## Directive
Every record here needs to be written out again exactly.

## Record extracts
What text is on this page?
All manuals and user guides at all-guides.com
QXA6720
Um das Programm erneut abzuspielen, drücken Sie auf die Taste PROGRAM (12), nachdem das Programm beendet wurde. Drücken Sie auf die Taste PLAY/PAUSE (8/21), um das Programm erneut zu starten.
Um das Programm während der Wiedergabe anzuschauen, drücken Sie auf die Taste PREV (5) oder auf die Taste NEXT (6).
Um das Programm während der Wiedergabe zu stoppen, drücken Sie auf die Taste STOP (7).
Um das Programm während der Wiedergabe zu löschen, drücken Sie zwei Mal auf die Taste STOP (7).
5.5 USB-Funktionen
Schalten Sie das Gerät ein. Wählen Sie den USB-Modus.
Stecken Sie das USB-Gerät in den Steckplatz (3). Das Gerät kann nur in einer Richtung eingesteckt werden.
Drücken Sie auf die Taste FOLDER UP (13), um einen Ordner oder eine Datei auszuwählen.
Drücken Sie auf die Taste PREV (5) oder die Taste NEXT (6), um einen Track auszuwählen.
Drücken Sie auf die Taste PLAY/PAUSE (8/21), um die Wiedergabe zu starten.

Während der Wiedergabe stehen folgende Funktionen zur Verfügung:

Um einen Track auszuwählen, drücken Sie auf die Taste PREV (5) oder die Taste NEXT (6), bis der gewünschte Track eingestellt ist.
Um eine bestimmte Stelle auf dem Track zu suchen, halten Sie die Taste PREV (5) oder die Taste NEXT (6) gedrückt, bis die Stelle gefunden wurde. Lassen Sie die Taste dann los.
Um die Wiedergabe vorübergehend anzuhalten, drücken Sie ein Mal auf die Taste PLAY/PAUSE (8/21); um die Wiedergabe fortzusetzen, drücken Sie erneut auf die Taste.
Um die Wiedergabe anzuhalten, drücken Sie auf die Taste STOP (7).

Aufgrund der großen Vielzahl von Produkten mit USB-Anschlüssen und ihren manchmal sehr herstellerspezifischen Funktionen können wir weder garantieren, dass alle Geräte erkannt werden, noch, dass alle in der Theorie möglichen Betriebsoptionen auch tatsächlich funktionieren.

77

## Task solution
What text is on this page?
All manuals and user guides at all-guides.com
QXA6720
Um das Programm erneut abzuspielen, drücken Sie auf die Taste PROGRAM (12), nachdem das Programm beendet wurde. Drücken Sie auf die Taste PLAY/PAUSE (8/21), um das Programm erneut zu starten.
Um das Programm während der Wiedergabe anzuschauen, drücken Sie auf die Taste PREV (5) oder auf die Taste NEXT (6).
Um das Programm während der Wiedergabe zu stoppen, drücken Sie auf die Taste STOP (7).
Um das Programm während der Wiedergabe zu löschen, drücken Sie zwei Mal auf die Taste STOP (7).
5.5 USB-Funktionen
Schalten Sie das Gerät ein. Wählen Sie den USB-Modus.
Stecken Sie das USB-Gerät in den Steckplatz (3). Das Gerät kann nur in einer Richtung eingesteckt werden.
Drücken Sie auf die Taste FOLDER UP (13), um einen Ordner oder eine Datei auszuwählen.
Drücken Sie auf die Taste PREV (5) oder die Taste NEXT (6), um einen Track auszuwählen.
Drücken Sie auf die Taste PLAY/PAUSE (8/21), um die Wiedergabe zu starten.

Während der Wiedergabe stehen folgende Funktionen zur Verfügung:

Um einen Track auszuwählen, drücken Sie auf die Taste PREV (5) oder die Taste NEXT (6), bis der gewünschte Track eingestellt ist.
Um eine bestimmte Stelle auf dem Track zu suchen, halten Sie die Taste PREV (5) oder die Taste NEXT (6) gedrückt, bis die Stelle gefunden wurde. Lassen Sie die Taste dann los.
Um die Wiedergabe vorübergehend anzuhalten, drücken Sie ein Mal auf die Taste PLAY/PAUSE (8/21); um die Wiedergabe fortzusetzen, drücken Sie erneut auf die Taste.
Um die Wiedergabe anzuhalten, drücken Sie auf die Taste STOP (7).

Aufgrund der großen Vielzahl von Produkten mit USB-Anschlüssen und ihren manchmal sehr herstellerspezifischen Funktionen können wir weder garantieren, dass alle Geräte erkannt werden, noch, dass alle in der Theorie möglichen Betriebsoptionen auch tatsächlich funktionieren.

77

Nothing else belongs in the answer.